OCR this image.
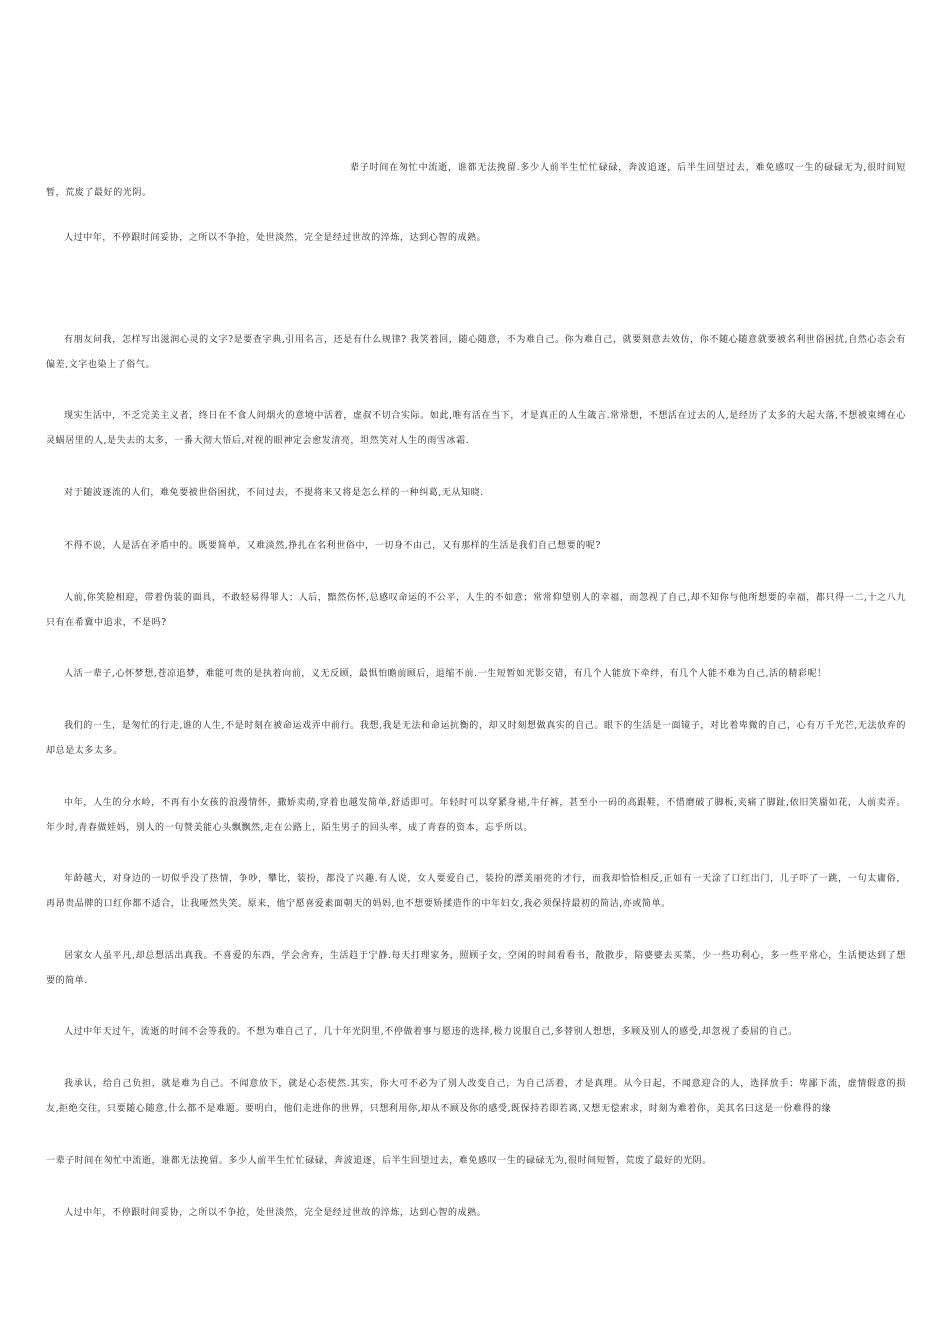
辈子时间在匆忙中流逝，谁都无法挽留.多少人前半生忙忙碌碌，奔波追逐，后半生回望过去，难免感叹一生的碌碌无为,很时间短暂，荒废了最好的光阴。

人过中年，不停跟时间妥协，之所以不争抢，处世淡然，完全是经过世故的淬炼，达到心智的成熟。

有朋友问我，怎样写出滋润心灵的文字?是要查字典,引用名言，还是有什么规律? 我笑着回，随心随意，不为难自己。你为难自己，就要刻意去效仿，你不随心随意就要被名利世俗困扰,自然心态会有偏差,文字也染上了俗气。

现实生活中，不乏完美主义者，终日在不食人间烟火的意境中活着，虚叔不切合实际。如此,唯有活在当下，才是真正的人生箴言.常常想，不想活在过去的人,是经历了太多的大起大落,不想被束缚在心灵蜗居里的人,是失去的太多，一番大彻大悟后,对视的眼神定会愈发清亮，坦然笑对人生的雨雪冰霜.

对于随波逐流的人们，难免要被世俗困扰，不问过去，不提将来又将是怎么样的一种纠葛,无从知晓.

不得不说，人是活在矛盾中的。既要简单，又难淡然,挣扎在名利世俗中，一切身不由己，又有那样的生活是我们自己想要的呢?

人前,你笑脸相迎，带着伪装的面具，不敢轻易得罪人；人后，黯然伤怀,总感叹命运的不公平，人生的不如意；常常仰望别人的幸福，而忽视了自己,却不知你与他所想要的幸福，都只得一二,十之八九只有在希冀中追求，不是吗?

人活一辈子,心怀梦想,苍凉追梦，难能可贵的是执着向前，义无反顾，最惧怕瞻前顾后，退缩不前.一生短暂如光影交错，有几个人能放下牵绊，有几个人能不难为自己,活的精彩呢！

我们的一生，是匆忙的行走,谁的人生,不是时刻在被命运戏弄中前行。我想,我是无法和命运抗衡的，却又时刻想做真实的自己。眼下的生活是一面镜子，对比着卑微的自己，心有万千光芒,无法放弃的却总是太多太多。

中年，人生的分水岭，不再有小女孩的浪漫情怀，撒娇卖萌,穿着也越发简单,舒适即可。年轻时可以穿紧身裙,牛仔裤，甚至小一码的高跟鞋，不惜磨破了脚板,夹痛了脚趾,依旧笑靥如花，人前卖弄。年少时,青春做娃妈，别人的一句赞美能心头飘飘然,走在公路上，陌生男子的回头率，成了青春的资本，忘乎所以。

年龄越大，对身边的一切似乎没了热情，争吵，攀比，装扮，都没了兴趣.有人说，女人要爱自己，装扮的漂美丽亮的才行，而我却恰恰相反,正如有一天涂了口红出门，儿子吓了一跳，一句太庸俗，再昂贵品牌的口红你都不适合，让我哑然失笑。原来，他宁愿喜爱素面朝天的妈妈,也不想要矫揉造作的中年妇女,我必须保持最初的简洁,亦或简单。

居家女人虽平凡,却总想活出真我。不喜爱的东西，学会舍弃，生活趋于宁静.每天打理家务，照顾子女，空闲的时间看看书，散散步，陪婆婆去买菜，少一些功利心，多一些平常心，生活便达到了想要的简单.

人过中年天过午，流逝的时间不会等我的。不想为难自己了，几十年光阴里,不停做着事与愿违的选择,极力说服自己,多替别人想想，多顾及别人的感受,却忽视了委屈的自己。

我承认，给自己负担，就是难为自己。不闻意放下，就是心态使然.其实，你大可不必为了别人改变自己，为自己活着，才是真理。从今日起，不闻意迎合的人，选择放手；卑鄙下流，虚情假意的损友,拒绝交往，只要随心随意,什么都不是难题。要明白，他们走进你的世界，只想利用你,却从不顾及你的感受,既保持若即若离,又想无偿索求，时刻为难着你，美其名曰这是一份难得的缘

一辈子时间在匆忙中流逝，谁都无法挽留。多少人前半生忙忙碌碌，奔波追逐，后半生回望过去，难免感叹一生的碌碌无为,很时间短暂，荒废了最好的光阴。

人过中年，不停跟时间妥协，之所以不争抢，处世淡然，完全是经过世故的淬炼，达到心智的成熟。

----

Working from the entries above, return all lines that contain "谁都无法挽留".

▶ _ANSWER TO THE PROBLEM_:
辈子时间在匆忙中流逝，谁都无法挽留.多少人前半生忙忙碌碌，奔波追逐，后半生回望过去，难免感叹一生的碌碌无为,很时间短暂，荒废了最好的光阴。
一辈子时间在匆忙中流逝，谁都无法挽留。多少人前半生忙忙碌碌，奔波追逐，后半生回望过去，难免感叹一生的碌碌无为,很时间短暂，荒废了最好的光阴。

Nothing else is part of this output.